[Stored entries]
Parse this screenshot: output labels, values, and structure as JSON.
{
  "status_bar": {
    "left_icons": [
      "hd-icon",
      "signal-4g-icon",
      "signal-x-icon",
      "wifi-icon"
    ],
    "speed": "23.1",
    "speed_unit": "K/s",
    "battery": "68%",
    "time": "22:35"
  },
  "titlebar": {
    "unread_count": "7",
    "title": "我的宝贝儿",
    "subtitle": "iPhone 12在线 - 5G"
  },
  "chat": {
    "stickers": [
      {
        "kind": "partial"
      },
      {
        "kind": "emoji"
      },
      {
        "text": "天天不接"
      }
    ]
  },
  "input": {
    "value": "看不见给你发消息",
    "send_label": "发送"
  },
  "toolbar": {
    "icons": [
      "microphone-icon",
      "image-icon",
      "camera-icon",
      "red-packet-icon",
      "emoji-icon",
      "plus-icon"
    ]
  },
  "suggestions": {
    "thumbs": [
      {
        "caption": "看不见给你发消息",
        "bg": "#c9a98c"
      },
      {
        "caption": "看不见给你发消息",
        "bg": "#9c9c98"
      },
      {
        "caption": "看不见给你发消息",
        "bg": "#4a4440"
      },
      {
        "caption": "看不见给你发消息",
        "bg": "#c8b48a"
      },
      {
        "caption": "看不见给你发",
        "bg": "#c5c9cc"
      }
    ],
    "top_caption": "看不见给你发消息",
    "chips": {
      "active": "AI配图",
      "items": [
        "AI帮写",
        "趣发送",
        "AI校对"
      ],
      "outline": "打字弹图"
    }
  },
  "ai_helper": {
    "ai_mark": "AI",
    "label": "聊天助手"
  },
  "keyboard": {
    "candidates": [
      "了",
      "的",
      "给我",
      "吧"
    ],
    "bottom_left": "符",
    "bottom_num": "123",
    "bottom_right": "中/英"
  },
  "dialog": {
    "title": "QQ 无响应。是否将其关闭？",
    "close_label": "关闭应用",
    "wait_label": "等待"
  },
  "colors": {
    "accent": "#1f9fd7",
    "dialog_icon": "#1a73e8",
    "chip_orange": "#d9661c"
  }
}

The request: Repeat the data verbatim.

Solution for this exercise:
Parse this screenshot: output labels, values, and structure as JSON.
{
  "status_bar": {
    "left_icons": [
      "hd-icon",
      "signal-4g-icon",
      "signal-x-icon",
      "wifi-icon"
    ],
    "speed": "23.1",
    "speed_unit": "K/s",
    "battery": "68%",
    "time": "22:35"
  },
  "titlebar": {
    "unread_count": "7",
    "title": "我的宝贝儿",
    "subtitle": "iPhone 12在线 - 5G"
  },
  "chat": {
    "stickers": [
      {
        "kind": "partial"
      },
      {
        "kind": "emoji"
      },
      {
        "text": "天天不接"
      }
    ]
  },
  "input": {
    "value": "看不见给你发消息",
    "send_label": "发送"
  },
  "toolbar": {
    "icons": [
      "microphone-icon",
      "image-icon",
      "camera-icon",
      "red-packet-icon",
      "emoji-icon",
      "plus-icon"
    ]
  },
  "suggestions": {
    "thumbs": [
      {
        "caption": "看不见给你发消息",
        "bg": "#c9a98c"
      },
      {
        "caption": "看不见给你发消息",
        "bg": "#9c9c98"
      },
      {
        "caption": "看不见给你发消息",
        "bg": "#4a4440"
      },
      {
        "caption": "看不见给你发消息",
        "bg": "#c8b48a"
      },
      {
        "caption": "看不见给你发",
        "bg": "#c5c9cc"
      }
    ],
    "top_caption": "看不见给你发消息",
    "chips": {
      "active": "AI配图",
      "items": [
        "AI帮写",
        "趣发送",
        "AI校对"
      ],
      "outline": "打字弹图"
    }
  },
  "ai_helper": {
    "ai_mark": "AI",
    "label": "聊天助手"
  },
  "keyboard": {
    "candidates": [
      "了",
      "的",
      "给我",
      "吧"
    ],
    "bottom_left": "符",
    "bottom_num": "123",
    "bottom_right": "中/英"
  },
  "dialog": {
    "title": "QQ 无响应。是否将其关闭？",
    "close_label": "关闭应用",
    "wait_label": "等待"
  },
  "colors": {
    "accent": "#1f9fd7",
    "dialog_icon": "#1a73e8",
    "chip_orange": "#d9661c"
  }
}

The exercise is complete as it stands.